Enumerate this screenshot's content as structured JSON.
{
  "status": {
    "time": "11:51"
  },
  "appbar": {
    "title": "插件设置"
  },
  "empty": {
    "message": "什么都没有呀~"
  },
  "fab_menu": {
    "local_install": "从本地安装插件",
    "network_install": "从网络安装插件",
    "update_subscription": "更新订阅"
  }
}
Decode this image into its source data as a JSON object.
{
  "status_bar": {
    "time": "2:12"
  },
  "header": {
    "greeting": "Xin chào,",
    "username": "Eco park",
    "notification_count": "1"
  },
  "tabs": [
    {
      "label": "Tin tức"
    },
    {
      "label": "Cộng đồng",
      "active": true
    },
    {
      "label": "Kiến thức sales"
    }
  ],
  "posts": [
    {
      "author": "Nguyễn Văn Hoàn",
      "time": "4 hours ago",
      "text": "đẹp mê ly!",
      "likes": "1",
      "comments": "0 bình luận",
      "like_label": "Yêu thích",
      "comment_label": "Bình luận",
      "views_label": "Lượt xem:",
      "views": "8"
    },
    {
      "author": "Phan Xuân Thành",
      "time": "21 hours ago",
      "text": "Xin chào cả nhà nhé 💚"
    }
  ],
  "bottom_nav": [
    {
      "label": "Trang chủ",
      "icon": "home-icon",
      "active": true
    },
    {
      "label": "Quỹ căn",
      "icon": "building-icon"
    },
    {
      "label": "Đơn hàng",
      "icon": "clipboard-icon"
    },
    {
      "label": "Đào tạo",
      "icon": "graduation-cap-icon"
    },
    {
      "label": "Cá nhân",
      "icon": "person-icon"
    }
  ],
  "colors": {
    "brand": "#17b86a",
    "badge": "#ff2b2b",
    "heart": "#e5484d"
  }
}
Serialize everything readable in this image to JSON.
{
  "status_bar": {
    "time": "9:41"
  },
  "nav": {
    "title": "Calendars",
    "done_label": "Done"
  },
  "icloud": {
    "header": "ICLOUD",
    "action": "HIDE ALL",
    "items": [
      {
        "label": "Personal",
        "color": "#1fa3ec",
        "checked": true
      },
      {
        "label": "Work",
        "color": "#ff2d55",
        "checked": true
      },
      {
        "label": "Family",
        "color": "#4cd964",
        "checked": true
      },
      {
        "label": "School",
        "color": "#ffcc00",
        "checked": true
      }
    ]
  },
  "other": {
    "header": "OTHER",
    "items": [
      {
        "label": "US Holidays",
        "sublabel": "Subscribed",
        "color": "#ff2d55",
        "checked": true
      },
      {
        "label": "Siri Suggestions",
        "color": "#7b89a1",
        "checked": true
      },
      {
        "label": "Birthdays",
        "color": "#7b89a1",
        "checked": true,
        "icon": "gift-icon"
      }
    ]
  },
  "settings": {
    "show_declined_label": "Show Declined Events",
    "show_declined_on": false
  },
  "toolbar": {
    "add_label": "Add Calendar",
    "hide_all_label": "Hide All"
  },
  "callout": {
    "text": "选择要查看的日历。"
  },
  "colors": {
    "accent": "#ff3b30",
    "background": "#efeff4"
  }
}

◆ ◆ ◆ ◆ ◆

### What you need to do
From the records above, copy every line that holds the word "author".

### Output below
      "author": "Nguyễn Văn Hoàn",
      "author": "Phan Xuân Thành",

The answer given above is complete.